- _TASK_:
Report every line below that holds the word "ylabel".

- _DATASET EXTRACT_:

-- start --

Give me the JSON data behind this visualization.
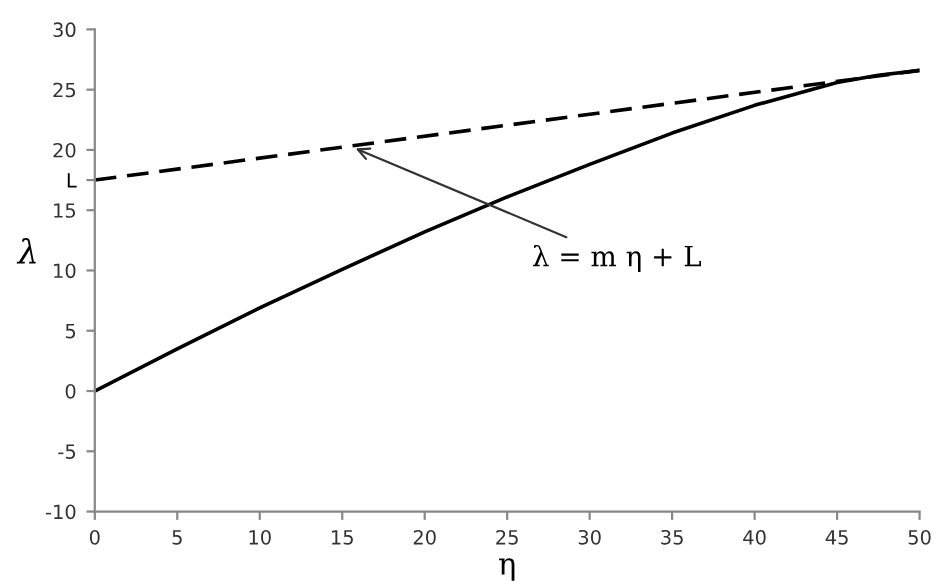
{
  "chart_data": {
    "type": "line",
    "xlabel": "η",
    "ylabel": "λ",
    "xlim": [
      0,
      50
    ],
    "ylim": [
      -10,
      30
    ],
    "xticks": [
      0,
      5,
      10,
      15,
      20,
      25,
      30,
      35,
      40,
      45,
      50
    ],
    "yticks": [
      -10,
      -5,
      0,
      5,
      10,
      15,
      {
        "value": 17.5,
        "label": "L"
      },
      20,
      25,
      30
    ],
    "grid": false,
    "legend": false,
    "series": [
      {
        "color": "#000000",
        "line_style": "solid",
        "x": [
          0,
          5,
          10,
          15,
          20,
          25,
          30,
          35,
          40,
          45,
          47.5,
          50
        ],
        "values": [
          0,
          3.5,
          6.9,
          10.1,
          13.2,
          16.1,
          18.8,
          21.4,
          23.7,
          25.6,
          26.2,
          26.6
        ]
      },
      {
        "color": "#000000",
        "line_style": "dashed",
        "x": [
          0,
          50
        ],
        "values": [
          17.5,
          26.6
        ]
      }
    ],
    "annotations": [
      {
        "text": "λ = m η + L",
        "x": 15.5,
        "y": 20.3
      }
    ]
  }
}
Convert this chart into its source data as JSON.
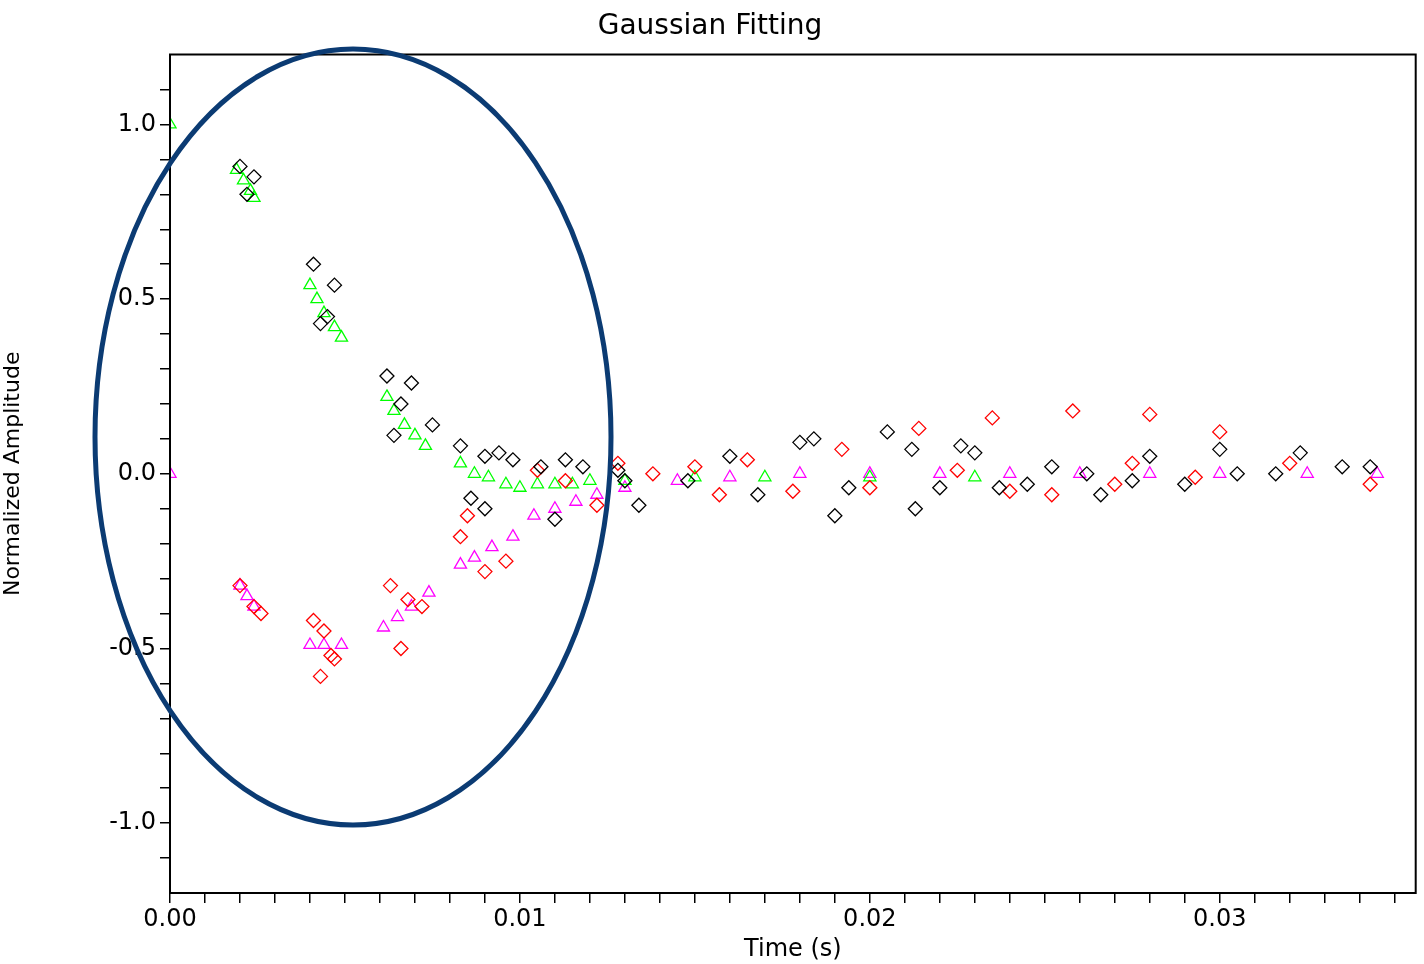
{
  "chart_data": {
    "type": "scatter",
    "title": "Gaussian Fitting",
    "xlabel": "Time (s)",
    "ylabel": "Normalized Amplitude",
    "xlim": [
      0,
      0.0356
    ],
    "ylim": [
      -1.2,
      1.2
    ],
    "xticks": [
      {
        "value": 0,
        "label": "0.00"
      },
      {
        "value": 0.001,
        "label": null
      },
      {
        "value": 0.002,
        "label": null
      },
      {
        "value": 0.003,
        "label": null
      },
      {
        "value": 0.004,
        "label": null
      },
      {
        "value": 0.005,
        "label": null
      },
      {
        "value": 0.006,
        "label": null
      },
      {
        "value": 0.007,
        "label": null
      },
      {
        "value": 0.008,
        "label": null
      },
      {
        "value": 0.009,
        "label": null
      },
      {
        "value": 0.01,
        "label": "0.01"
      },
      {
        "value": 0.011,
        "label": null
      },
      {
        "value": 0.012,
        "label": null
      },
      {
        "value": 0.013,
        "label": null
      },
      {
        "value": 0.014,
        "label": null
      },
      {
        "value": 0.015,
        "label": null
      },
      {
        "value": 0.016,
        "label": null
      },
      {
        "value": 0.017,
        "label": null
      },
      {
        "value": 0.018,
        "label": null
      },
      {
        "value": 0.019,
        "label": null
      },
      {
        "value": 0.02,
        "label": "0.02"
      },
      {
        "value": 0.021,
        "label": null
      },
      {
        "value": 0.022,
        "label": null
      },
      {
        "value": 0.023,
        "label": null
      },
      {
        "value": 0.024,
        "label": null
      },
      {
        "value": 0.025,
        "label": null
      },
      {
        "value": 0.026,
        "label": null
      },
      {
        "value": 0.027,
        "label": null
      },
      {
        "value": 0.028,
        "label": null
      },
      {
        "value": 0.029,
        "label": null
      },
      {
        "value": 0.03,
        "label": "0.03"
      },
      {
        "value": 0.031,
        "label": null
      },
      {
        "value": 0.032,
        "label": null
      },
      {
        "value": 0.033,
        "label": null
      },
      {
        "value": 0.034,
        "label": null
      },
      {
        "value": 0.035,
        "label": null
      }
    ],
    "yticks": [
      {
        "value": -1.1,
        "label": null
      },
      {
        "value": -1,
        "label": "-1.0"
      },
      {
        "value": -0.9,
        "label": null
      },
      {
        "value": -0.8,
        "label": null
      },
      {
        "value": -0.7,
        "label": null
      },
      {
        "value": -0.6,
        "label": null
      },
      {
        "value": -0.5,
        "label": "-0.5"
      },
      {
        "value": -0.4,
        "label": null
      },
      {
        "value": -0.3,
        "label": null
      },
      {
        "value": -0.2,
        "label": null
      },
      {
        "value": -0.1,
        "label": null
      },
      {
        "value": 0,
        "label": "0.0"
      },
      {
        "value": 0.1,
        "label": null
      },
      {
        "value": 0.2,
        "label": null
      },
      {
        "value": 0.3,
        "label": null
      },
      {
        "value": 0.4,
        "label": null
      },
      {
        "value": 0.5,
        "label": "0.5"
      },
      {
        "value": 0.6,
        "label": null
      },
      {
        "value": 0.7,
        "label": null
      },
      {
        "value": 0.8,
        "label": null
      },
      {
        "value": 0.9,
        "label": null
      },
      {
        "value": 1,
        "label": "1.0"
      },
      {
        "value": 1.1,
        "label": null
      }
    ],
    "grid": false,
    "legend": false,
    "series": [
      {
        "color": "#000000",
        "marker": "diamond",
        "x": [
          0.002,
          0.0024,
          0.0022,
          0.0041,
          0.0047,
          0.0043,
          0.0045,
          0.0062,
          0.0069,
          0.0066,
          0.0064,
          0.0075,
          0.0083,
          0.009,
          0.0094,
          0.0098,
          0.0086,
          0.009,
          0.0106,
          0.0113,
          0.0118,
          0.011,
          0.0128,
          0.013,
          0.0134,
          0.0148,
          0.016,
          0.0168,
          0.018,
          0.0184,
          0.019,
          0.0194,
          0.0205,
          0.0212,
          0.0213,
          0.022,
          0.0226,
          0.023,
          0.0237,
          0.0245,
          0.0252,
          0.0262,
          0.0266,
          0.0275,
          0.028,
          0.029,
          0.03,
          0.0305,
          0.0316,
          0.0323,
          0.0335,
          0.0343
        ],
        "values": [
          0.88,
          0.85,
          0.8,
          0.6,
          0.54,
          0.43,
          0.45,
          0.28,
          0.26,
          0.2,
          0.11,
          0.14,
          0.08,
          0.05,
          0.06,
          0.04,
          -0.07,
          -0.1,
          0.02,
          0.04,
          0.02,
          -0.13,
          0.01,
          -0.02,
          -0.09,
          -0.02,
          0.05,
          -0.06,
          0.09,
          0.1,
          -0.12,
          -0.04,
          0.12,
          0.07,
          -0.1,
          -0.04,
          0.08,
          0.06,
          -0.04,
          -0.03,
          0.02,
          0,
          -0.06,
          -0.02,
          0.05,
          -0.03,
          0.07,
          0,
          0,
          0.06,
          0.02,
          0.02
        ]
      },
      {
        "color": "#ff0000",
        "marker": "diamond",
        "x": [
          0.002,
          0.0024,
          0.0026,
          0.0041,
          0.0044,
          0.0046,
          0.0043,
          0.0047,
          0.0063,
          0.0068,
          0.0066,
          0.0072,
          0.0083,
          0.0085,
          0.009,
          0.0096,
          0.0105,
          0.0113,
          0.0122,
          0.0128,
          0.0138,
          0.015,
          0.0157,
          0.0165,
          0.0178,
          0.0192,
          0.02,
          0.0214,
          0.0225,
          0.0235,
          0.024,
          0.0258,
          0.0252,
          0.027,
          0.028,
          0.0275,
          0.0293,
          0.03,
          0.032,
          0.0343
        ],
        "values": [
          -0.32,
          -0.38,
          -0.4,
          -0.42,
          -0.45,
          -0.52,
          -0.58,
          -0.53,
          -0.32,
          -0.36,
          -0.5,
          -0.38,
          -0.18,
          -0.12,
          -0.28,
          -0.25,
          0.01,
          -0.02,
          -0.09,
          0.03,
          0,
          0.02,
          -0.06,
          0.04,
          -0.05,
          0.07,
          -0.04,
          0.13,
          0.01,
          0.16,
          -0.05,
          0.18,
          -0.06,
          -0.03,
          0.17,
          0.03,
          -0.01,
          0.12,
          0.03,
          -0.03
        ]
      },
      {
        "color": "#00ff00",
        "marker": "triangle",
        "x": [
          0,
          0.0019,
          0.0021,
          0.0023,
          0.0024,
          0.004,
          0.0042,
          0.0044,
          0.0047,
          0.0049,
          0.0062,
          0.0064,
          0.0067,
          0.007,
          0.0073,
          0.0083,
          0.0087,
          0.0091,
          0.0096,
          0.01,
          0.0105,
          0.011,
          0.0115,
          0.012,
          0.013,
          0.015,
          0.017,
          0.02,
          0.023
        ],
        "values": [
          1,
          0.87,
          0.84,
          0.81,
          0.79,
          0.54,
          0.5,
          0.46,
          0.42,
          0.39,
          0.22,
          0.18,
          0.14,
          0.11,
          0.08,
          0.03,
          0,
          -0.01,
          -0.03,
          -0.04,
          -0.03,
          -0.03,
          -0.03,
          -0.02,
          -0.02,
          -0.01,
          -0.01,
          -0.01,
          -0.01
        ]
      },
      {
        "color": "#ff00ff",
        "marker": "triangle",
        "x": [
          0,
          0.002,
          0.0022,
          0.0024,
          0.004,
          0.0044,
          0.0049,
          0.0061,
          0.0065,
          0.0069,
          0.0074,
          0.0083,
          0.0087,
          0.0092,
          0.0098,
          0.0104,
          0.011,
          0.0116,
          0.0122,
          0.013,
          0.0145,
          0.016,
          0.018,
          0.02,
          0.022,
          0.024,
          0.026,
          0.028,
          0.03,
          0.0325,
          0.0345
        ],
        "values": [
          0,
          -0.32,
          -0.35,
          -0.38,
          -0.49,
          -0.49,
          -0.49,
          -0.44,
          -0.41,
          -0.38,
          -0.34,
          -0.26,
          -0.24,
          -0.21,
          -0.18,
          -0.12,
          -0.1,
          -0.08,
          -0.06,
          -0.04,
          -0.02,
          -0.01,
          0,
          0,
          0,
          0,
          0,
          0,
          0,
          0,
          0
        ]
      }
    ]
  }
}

-- end --

- _ANSWER TO THIS PROBLEM_:
    "ylabel": "λ",
    "ylabel": "Normalized Amplitude",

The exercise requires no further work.